AIM: Transcribe the records in full, keeping every character as it is.

* Begin DATA SUPPLIED *

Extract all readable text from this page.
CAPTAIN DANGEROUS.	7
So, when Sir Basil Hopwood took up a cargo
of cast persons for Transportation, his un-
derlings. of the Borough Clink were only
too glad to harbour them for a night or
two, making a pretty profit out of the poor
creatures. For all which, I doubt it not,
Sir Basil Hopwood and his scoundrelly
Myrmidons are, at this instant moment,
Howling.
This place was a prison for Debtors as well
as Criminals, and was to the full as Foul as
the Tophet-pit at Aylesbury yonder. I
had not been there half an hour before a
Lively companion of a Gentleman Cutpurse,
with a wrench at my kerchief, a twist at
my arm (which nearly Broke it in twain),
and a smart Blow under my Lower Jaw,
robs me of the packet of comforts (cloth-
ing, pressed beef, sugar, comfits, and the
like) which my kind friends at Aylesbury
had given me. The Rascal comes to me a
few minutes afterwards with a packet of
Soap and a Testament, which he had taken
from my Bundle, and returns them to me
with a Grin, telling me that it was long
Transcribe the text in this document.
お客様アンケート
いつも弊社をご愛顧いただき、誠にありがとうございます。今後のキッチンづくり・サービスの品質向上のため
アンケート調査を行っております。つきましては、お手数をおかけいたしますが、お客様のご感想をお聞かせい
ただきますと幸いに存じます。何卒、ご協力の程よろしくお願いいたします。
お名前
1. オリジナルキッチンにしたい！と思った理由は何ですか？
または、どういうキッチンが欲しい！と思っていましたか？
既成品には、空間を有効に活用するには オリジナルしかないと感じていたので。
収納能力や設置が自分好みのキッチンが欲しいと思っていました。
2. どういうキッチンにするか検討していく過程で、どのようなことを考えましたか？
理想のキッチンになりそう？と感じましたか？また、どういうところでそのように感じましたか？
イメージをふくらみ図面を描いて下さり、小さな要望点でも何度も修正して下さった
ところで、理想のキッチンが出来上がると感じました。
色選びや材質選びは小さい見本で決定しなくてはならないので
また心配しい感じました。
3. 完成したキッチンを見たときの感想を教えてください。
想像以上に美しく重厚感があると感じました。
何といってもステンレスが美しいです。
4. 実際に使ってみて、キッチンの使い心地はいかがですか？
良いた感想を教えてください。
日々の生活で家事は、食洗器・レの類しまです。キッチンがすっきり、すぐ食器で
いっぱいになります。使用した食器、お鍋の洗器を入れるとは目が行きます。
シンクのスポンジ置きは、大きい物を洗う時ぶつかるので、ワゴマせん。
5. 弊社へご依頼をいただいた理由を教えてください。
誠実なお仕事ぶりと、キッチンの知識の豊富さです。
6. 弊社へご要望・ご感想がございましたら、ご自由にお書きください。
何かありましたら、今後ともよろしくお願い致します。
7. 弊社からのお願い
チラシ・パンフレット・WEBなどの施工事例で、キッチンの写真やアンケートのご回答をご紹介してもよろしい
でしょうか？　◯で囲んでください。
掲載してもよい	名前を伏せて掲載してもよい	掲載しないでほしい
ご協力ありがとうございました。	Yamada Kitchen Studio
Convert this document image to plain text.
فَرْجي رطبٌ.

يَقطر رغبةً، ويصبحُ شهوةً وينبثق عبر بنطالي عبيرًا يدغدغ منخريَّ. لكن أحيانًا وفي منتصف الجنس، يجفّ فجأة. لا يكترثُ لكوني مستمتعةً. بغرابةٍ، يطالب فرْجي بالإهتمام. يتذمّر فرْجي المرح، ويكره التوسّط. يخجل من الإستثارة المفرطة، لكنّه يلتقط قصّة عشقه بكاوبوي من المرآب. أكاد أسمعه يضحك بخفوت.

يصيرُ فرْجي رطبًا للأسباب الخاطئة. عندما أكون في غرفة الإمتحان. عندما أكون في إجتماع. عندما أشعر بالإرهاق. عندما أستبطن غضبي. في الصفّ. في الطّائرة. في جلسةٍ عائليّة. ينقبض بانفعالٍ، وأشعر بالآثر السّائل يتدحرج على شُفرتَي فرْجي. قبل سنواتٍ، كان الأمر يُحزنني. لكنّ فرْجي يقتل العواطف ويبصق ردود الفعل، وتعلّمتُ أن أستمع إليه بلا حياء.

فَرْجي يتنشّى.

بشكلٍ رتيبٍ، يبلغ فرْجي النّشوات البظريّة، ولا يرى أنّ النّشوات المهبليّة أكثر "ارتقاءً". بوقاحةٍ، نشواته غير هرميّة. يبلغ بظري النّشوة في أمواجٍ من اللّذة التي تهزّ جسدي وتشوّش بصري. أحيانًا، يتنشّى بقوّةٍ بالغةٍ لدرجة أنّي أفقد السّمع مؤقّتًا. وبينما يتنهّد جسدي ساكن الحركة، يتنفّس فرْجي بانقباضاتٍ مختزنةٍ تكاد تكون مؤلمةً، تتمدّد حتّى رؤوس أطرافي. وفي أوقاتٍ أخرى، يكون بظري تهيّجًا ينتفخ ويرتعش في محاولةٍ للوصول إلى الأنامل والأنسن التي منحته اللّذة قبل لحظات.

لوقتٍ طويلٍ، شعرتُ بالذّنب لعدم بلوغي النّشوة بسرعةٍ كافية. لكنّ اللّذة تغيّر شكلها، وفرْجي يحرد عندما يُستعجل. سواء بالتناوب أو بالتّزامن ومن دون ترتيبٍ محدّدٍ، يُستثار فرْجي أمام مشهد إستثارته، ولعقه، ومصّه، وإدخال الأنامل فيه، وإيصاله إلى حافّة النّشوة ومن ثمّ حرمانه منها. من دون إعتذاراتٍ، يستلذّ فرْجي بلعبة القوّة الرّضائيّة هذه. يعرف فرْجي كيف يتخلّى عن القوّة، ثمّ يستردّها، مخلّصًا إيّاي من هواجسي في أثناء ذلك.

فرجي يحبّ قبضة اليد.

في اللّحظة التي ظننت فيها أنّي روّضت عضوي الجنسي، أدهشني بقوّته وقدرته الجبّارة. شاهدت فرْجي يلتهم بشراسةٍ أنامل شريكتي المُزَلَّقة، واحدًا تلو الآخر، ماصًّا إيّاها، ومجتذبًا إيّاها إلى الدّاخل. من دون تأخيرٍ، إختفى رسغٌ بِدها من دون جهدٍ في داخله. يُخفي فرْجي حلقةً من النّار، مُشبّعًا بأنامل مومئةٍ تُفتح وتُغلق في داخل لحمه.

* End DATA SUPPLIED *

RESULT:
Extract all readable text from this page.
CAPTAIN DANGEROUS.	7
So, when Sir Basil Hopwood took up a cargo
of cast persons for Transportation, his un-
derlings. of the Borough Clink were only
too glad to harbour them for a night or
two, making a pretty profit out of the poor
creatures. For all which, I doubt it not,
Sir Basil Hopwood and his scoundrelly
Myrmidons are, at this instant moment,
Howling.
This place was a prison for Debtors as well
as Criminals, and was to the full as Foul as
the Tophet-pit at Aylesbury yonder. I
had not been there half an hour before a
Lively companion of a Gentleman Cutpurse,
with a wrench at my kerchief, a twist at
my arm (which nearly Broke it in twain),
and a smart Blow under my Lower Jaw,
robs me of the packet of comforts (cloth-
ing, pressed beef, sugar, comfits, and the
like) which my kind friends at Aylesbury
had given me. The Rascal comes to me a
few minutes afterwards with a packet of
Soap and a Testament, which he had taken
from my Bundle, and returns them to me
with a Grin, telling me that it was long
Transcribe the text in this document.
お客様アンケート
いつも弊社をご愛顧いただき、誠にありがとうございます。今後のキッチンづくり・サービスの品質向上のため
アンケート調査を行っております。つきましては、お手数をおかけいたしますが、お客様のご感想をお聞かせい
ただきますと幸いに存じます。何卒、ご協力の程よろしくお願いいたします。
お名前
1. オリジナルキッチンにしたい！と思った理由は何ですか？
または、どういうキッチンが欲しい！と思っていましたか？
既成品には、空間を有効に活用するには オリジナルしかないと感じていたので。
収納能力や設置が自分好みのキッチンが欲しいと思っていました。
2. どういうキッチンにするか検討していく過程で、どのようなことを考えましたか？
理想のキッチンになりそう？と感じましたか？また、どういうところでそのように感じましたか？
イメージをふくらみ図面を描いて下さり、小さな要望点でも何度も修正して下さった
ところで、理想のキッチンが出来上がると感じました。
色選びや材質選びは小さい見本で決定しなくてはならないので
また心配しい感じました。
3. 完成したキッチンを見たときの感想を教えてください。
想像以上に美しく重厚感があると感じました。
何といってもステンレスが美しいです。
4. 実際に使ってみて、キッチンの使い心地はいかがですか？
良いた感想を教えてください。
日々の生活で家事は、食洗器・レの類しまです。キッチンがすっきり、すぐ食器で
いっぱいになります。使用した食器、お鍋の洗器を入れるとは目が行きます。
シンクのスポンジ置きは、大きい物を洗う時ぶつかるので、ワゴマせん。
5. 弊社へご依頼をいただいた理由を教えてください。
誠実なお仕事ぶりと、キッチンの知識の豊富さです。
6. 弊社へご要望・ご感想がございましたら、ご自由にお書きください。
何かありましたら、今後ともよろしくお願い致します。
7. 弊社からのお願い
チラシ・パンフレット・WEBなどの施工事例で、キッチンの写真やアンケートのご回答をご紹介してもよろしい
でしょうか？　◯で囲んでください。
掲載してもよい	名前を伏せて掲載してもよい	掲載しないでほしい
ご協力ありがとうございました。	Yamada Kitchen Studio
Convert this document image to plain text.
فَرْجي رطبٌ.

يَقطر رغبةً، ويصبحُ شهوةً وينبثق عبر بنطالي عبيرًا يدغدغ منخريَّ. لكن أحيانًا وفي منتصف الجنس، يجفّ فجأة. لا يكترثُ لكوني مستمتعةً. بغرابةٍ، يطالب فرْجي بالإهتمام. يتذمّر فرْجي المرح، ويكره التوسّط. يخجل من الإستثارة المفرطة، لكنّه يلتقط قصّة عشقه بكاوبوي من المرآب. أكاد أسمعه يضحك بخفوت.

يصيرُ فرْجي رطبًا للأسباب الخاطئة. عندما أكون في غرفة الإمتحان. عندما أكون في إجتماع. عندما أشعر بالإرهاق. عندما أستبطن غضبي. في الصفّ. في الطّائرة. في جلسةٍ عائليّة. ينقبض بانفعالٍ، وأشعر بالآثر السّائل يتدحرج على شُفرتَي فرْجي. قبل سنواتٍ، كان الأمر يُحزنني. لكنّ فرْجي يقتل العواطف ويبصق ردود الفعل، وتعلّمتُ أن أستمع إليه بلا حياء.

فَرْجي يتنشّى.

بشكلٍ رتيبٍ، يبلغ فرْجي النّشوات البظريّة، ولا يرى أنّ النّشوات المهبليّة أكثر "ارتقاءً". بوقاحةٍ، نشواته غير هرميّة. يبلغ بظري النّشوة في أمواجٍ من اللّذة التي تهزّ جسدي وتشوّش بصري. أحيانًا، يتنشّى بقوّةٍ بالغةٍ لدرجة أنّي أفقد السّمع مؤقّتًا. وبينما يتنهّد جسدي ساكن الحركة، يتنفّس فرْجي بانقباضاتٍ مختزنةٍ تكاد تكون مؤلمةً، تتمدّد حتّى رؤوس أطرافي. وفي أوقاتٍ أخرى، يكون بظري تهيّجًا ينتفخ ويرتعش في محاولةٍ للوصول إلى الأنامل والأنسن التي منحته اللّذة قبل لحظات.

لوقتٍ طويلٍ، شعرتُ بالذّنب لعدم بلوغي النّشوة بسرعةٍ كافية. لكنّ اللّذة تغيّر شكلها، وفرْجي يحرد عندما يُستعجل. سواء بالتناوب أو بالتّزامن ومن دون ترتيبٍ محدّدٍ، يُستثار فرْجي أمام مشهد إستثارته، ولعقه، ومصّه، وإدخال الأنامل فيه، وإيصاله إلى حافّة النّشوة ومن ثمّ حرمانه منها. من دون إعتذاراتٍ، يستلذّ فرْجي بلعبة القوّة الرّضائيّة هذه. يعرف فرْجي كيف يتخلّى عن القوّة، ثمّ يستردّها، مخلّصًا إيّاي من هواجسي في أثناء ذلك.

فرجي يحبّ قبضة اليد.

في اللّحظة التي ظننت فيها أنّي روّضت عضوي الجنسي، أدهشني بقوّته وقدرته الجبّارة. شاهدت فرْجي يلتهم بشراسةٍ أنامل شريكتي المُزَلَّقة، واحدًا تلو الآخر، ماصًّا إيّاها، ومجتذبًا إيّاها إلى الدّاخل. من دون تأخيرٍ، إختفى رسغٌ بِدها من دون جهدٍ في داخله. يُخفي فرْجي حلقةً من النّار، مُشبّعًا بأنامل مومئةٍ تُفتح وتُغلق في داخل لحمه.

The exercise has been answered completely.